__Task instructions__
Identify each line below containing the string "from" and copy it.
## start Raw data
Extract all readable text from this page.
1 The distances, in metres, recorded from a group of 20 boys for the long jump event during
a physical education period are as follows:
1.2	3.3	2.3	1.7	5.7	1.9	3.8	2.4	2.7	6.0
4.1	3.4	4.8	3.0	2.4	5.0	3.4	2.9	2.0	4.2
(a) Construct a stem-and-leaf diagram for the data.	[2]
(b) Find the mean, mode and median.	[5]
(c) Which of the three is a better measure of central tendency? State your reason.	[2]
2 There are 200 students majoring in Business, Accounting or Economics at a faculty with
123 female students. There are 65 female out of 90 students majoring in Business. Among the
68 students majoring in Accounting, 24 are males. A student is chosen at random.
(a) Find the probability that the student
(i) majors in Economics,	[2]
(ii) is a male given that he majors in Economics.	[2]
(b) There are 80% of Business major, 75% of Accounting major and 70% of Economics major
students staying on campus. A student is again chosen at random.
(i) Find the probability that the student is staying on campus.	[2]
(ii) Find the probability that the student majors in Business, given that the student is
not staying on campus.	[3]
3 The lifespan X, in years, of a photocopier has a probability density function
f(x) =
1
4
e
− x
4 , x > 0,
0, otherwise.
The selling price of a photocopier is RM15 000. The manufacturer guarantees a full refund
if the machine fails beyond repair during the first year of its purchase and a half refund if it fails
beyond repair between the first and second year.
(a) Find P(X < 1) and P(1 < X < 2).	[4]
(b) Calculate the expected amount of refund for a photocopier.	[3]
## end Raw data
## start Raw data
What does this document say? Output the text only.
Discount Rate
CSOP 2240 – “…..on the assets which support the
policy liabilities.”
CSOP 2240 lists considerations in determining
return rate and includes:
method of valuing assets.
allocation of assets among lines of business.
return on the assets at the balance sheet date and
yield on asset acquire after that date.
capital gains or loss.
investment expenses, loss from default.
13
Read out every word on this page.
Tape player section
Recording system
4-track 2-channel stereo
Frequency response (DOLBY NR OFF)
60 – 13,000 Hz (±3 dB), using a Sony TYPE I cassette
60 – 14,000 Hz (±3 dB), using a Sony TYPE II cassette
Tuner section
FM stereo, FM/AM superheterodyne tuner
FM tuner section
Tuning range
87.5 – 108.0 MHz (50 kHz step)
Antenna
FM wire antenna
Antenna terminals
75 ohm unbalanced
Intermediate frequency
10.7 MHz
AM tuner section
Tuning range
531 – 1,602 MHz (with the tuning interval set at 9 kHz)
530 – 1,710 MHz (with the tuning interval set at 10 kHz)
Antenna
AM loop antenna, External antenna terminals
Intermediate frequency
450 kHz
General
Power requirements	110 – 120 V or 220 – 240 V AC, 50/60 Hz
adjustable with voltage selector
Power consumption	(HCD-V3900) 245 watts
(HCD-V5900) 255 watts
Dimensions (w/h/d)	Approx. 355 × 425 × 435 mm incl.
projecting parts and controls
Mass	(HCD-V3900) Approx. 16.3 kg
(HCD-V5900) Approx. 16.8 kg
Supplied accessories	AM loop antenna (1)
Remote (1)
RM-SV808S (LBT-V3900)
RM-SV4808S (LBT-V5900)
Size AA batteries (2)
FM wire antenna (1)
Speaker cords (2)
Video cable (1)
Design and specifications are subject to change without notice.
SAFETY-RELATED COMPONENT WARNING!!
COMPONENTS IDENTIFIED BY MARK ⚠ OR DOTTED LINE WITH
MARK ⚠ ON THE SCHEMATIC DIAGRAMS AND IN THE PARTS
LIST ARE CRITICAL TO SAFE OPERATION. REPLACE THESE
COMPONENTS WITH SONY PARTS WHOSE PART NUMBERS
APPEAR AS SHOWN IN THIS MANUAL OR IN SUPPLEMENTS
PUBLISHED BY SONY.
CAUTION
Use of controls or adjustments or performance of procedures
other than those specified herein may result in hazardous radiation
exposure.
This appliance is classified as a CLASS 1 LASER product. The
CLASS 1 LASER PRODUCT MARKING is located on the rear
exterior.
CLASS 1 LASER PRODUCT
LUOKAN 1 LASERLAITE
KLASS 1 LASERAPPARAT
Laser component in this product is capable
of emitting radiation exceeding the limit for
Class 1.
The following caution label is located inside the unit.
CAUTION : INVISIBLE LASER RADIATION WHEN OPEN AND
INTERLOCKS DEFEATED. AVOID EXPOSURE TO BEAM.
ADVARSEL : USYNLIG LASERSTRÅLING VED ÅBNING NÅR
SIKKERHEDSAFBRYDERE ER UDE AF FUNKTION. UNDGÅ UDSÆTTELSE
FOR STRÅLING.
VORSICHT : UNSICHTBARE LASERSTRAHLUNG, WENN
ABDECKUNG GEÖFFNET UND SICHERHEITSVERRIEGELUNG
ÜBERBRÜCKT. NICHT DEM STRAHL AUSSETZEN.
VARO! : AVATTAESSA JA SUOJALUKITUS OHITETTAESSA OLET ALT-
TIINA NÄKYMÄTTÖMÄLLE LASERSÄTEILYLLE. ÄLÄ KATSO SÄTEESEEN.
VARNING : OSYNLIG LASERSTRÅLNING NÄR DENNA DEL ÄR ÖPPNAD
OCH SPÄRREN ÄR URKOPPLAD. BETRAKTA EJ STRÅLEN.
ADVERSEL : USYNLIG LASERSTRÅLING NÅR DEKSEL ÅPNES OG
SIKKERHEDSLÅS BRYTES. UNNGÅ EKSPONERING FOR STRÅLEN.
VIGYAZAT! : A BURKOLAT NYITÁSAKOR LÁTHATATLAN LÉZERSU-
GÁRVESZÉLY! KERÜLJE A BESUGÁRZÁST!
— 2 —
## end Raw data
__Answer to this task__
Extract all readable text from this page.
1 The distances, in metres, recorded from a group of 20 boys for the long jump event during
investment expenses, loss from default.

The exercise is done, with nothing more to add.